__EXERCISE__: Extract every line starting at the line that contains "Read all visible content and emit it as JSON." and ending with the final line of the data, inclusive; give only those lines, word for word.

__DATA FOR THE TASK__:
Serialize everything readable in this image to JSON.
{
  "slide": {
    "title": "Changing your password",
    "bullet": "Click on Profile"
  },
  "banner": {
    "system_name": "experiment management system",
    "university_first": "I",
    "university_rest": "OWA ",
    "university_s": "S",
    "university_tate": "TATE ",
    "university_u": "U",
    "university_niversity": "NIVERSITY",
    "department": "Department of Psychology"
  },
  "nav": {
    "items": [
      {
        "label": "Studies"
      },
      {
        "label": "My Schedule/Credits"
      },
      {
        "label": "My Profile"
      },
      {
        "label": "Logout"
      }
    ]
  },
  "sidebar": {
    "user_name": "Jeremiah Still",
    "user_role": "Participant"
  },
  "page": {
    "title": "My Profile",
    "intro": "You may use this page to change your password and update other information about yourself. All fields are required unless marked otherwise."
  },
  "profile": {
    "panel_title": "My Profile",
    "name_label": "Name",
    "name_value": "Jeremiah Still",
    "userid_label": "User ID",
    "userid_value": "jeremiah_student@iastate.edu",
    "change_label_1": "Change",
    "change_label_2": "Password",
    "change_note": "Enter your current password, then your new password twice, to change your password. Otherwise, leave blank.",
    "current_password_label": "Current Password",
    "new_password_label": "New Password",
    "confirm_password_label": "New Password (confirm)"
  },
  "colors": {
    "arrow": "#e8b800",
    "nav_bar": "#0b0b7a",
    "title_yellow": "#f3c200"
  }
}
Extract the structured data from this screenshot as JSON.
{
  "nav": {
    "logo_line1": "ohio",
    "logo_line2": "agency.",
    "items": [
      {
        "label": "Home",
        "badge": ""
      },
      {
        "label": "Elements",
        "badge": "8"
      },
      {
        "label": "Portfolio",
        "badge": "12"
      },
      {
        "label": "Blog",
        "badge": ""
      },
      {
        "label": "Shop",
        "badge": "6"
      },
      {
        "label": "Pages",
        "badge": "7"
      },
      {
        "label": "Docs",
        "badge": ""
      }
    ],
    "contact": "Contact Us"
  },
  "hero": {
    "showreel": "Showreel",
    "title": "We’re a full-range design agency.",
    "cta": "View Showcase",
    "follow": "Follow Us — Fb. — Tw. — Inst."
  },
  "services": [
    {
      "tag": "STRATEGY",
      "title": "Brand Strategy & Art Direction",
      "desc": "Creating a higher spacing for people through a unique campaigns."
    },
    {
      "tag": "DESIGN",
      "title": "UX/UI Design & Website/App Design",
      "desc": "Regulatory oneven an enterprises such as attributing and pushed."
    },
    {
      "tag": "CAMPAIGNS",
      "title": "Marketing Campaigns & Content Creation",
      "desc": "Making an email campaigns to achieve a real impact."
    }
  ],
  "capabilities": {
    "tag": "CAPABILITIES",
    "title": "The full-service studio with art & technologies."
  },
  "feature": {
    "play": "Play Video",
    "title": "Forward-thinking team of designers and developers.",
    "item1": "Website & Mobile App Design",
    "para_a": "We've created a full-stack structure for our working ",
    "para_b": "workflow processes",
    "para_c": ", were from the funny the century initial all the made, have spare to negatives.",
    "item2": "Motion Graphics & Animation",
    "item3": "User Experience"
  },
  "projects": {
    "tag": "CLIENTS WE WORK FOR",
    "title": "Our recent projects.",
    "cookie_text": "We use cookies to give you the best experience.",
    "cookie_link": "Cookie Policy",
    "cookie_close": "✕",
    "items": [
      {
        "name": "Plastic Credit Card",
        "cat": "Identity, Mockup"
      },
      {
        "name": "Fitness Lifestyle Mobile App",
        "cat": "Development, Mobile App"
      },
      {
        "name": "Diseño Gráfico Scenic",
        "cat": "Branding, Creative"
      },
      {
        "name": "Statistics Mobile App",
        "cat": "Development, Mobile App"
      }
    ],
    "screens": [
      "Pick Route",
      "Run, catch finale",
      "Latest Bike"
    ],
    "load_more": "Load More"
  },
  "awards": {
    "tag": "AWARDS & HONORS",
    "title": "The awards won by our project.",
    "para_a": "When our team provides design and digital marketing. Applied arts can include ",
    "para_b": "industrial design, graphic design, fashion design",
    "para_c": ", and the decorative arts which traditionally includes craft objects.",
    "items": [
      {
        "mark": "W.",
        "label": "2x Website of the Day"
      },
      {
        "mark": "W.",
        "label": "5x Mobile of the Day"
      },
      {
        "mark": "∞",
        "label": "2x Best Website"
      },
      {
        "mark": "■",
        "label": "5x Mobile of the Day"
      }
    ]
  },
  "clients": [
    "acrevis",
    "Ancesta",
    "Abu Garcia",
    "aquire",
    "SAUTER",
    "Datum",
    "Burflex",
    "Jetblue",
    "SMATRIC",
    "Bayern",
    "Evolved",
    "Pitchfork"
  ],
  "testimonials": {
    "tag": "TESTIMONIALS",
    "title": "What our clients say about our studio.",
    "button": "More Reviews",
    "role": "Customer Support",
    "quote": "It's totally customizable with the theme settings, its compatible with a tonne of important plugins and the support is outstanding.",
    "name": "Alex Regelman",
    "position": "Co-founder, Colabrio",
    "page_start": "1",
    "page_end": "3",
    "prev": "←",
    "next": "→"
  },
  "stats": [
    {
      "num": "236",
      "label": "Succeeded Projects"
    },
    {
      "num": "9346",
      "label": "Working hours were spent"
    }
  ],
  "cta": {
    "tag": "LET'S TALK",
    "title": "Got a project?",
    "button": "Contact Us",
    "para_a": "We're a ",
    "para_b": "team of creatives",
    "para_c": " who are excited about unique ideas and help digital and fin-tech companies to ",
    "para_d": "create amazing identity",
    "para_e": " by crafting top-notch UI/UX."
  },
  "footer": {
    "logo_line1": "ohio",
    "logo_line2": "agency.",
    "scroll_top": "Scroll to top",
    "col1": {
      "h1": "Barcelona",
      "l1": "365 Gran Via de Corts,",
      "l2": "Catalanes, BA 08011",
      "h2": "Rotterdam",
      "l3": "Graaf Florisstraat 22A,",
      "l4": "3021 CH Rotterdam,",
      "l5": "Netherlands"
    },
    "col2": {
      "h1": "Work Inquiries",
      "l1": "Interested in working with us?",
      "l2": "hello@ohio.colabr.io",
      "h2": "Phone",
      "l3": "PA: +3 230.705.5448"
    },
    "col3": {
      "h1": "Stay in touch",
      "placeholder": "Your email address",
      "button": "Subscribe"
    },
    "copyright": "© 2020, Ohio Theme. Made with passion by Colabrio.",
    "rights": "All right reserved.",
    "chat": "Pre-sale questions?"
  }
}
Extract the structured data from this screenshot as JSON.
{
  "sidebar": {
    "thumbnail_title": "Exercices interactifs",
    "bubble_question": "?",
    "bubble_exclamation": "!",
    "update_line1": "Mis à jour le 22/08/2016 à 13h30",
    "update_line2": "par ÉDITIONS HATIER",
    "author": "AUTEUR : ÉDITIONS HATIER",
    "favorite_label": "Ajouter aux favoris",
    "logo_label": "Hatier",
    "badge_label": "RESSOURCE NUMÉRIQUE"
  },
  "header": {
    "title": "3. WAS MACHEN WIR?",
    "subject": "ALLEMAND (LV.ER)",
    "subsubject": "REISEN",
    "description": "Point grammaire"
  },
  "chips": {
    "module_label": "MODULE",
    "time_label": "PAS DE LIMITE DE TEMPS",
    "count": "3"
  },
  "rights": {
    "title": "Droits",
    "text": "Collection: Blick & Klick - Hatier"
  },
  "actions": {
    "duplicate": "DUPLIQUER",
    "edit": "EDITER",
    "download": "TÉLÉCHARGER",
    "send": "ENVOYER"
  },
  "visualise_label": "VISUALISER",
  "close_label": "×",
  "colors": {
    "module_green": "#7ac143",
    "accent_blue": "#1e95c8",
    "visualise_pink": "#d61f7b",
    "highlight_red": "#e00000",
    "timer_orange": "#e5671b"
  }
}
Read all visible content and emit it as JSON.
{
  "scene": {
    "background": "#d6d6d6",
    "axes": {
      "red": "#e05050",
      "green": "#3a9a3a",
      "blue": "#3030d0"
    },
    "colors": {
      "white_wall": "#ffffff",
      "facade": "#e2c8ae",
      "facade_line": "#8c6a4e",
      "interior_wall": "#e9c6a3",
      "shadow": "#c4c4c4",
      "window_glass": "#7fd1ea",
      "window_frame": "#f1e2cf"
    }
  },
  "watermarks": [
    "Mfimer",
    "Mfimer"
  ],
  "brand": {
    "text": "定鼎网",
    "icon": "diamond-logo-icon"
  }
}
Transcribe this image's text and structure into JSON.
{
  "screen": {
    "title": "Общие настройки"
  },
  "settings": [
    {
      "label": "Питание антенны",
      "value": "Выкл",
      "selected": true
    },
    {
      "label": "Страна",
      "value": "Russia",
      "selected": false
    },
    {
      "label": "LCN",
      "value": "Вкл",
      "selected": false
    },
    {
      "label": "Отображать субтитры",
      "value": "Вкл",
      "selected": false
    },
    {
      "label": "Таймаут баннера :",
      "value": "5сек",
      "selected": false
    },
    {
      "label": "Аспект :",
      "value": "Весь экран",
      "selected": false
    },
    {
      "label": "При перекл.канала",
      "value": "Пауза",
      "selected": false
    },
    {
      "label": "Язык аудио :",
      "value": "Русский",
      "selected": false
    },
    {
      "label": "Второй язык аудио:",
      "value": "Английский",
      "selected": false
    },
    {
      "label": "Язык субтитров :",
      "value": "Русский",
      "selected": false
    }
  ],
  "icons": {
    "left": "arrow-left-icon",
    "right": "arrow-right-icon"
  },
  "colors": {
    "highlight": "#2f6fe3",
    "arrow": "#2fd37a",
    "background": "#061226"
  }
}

__SOLUTION TO THIS TASK__:
Read all visible content and emit it as JSON.
{
  "scene": {
    "background": "#d6d6d6",
    "axes": {
      "red": "#e05050",
      "green": "#3a9a3a",
      "blue": "#3030d0"
    },
    "colors": {
      "white_wall": "#ffffff",
      "facade": "#e2c8ae",
      "facade_line": "#8c6a4e",
      "interior_wall": "#e9c6a3",
      "shadow": "#c4c4c4",
      "window_glass": "#7fd1ea",
      "window_frame": "#f1e2cf"
    }
  },
  "watermarks": [
    "Mfimer",
    "Mfimer"
  ],
  "brand": {
    "text": "定鼎网",
    "icon": "diamond-logo-icon"
  }
}
Transcribe this image's text and structure into JSON.
{
  "screen": {
    "title": "Общие настройки"
  },
  "settings": [
    {
      "label": "Питание антенны",
      "value": "Выкл",
      "selected": true
    },
    {
      "label": "Страна",
      "value": "Russia",
      "selected": false
    },
    {
      "label": "LCN",
      "value": "Вкл",
      "selected": false
    },
    {
      "label": "Отображать субтитры",
      "value": "Вкл",
      "selected": false
    },
    {
      "label": "Таймаут баннера :",
      "value": "5сек",
      "selected": false
    },
    {
      "label": "Аспект :",
      "value": "Весь экран",
      "selected": false
    },
    {
      "label": "При перекл.канала",
      "value": "Пауза",
      "selected": false
    },
    {
      "label": "Язык аудио :",
      "value": "Русский",
      "selected": false
    },
    {
      "label": "Второй язык аудио:",
      "value": "Английский",
      "selected": false
    },
    {
      "label": "Язык субтитров :",
      "value": "Русский",
      "selected": false
    }
  ],
  "icons": {
    "left": "arrow-left-icon",
    "right": "arrow-right-icon"
  },
  "colors": {
    "highlight": "#2f6fe3",
    "arrow": "#2fd37a",
    "background": "#061226"
  }
}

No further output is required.